From the listing below, extract every line in which the word "Years" appears.

> RAW RECORDS:
______
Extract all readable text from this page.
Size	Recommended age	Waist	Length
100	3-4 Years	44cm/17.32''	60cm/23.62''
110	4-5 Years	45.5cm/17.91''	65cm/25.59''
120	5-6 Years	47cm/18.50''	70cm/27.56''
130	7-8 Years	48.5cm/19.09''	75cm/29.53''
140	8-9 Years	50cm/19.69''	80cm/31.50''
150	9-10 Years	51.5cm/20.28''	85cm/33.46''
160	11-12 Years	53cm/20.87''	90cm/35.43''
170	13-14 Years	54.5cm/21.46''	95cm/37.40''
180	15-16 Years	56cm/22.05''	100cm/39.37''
______
> OUTPUT:
100	3-4 Years	44cm/17.32''	60cm/23.62''
110	4-5 Years	45.5cm/17.91''	65cm/25.59''
120	5-6 Years	47cm/18.50''	70cm/27.56''
130	7-8 Years	48.5cm/19.09''	75cm/29.53''
140	8-9 Years	50cm/19.69''	80cm/31.50''
150	9-10 Years	51.5cm/20.28''	85cm/33.46''
160	11-12 Years	53cm/20.87''	90cm/35.43''
170	13-14 Years	54.5cm/21.46''	95cm/37.40''
180	15-16 Years	56cm/22.05''	100cm/39.37''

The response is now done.